● DATA
□ □ □ □
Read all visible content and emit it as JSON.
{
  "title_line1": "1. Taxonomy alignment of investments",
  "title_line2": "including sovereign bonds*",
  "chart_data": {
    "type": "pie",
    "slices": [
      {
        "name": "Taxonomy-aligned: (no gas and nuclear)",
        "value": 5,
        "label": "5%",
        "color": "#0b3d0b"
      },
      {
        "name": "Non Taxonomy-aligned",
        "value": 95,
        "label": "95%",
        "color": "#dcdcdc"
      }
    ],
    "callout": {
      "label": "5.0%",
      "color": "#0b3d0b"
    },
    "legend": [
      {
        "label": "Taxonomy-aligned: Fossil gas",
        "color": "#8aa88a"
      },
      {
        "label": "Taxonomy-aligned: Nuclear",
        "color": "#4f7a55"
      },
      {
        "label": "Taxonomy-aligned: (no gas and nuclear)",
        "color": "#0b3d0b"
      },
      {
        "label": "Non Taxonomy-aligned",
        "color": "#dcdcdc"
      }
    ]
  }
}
□ □ □ □
Retype all the records, matching them exactly.

Read all visible content and emit it as JSON.
{
  "title_line1": "1. Taxonomy alignment of investments",
  "title_line2": "including sovereign bonds*",
  "chart_data": {
    "type": "pie",
    "slices": [
      {
        "name": "Taxonomy-aligned: (no gas and nuclear)",
        "value": 5,
        "label": "5%",
        "color": "#0b3d0b"
      },
      {
        "name": "Non Taxonomy-aligned",
        "value": 95,
        "label": "95%",
        "color": "#dcdcdc"
      }
    ],
    "callout": {
      "label": "5.0%",
      "color": "#0b3d0b"
    },
    "legend": [
      {
        "label": "Taxonomy-aligned: Fossil gas",
        "color": "#8aa88a"
      },
      {
        "label": "Taxonomy-aligned: Nuclear",
        "color": "#4f7a55"
      },
      {
        "label": "Taxonomy-aligned: (no gas and nuclear)",
        "color": "#0b3d0b"
      },
      {
        "label": "Non Taxonomy-aligned",
        "color": "#dcdcdc"
      }
    ]
  }
}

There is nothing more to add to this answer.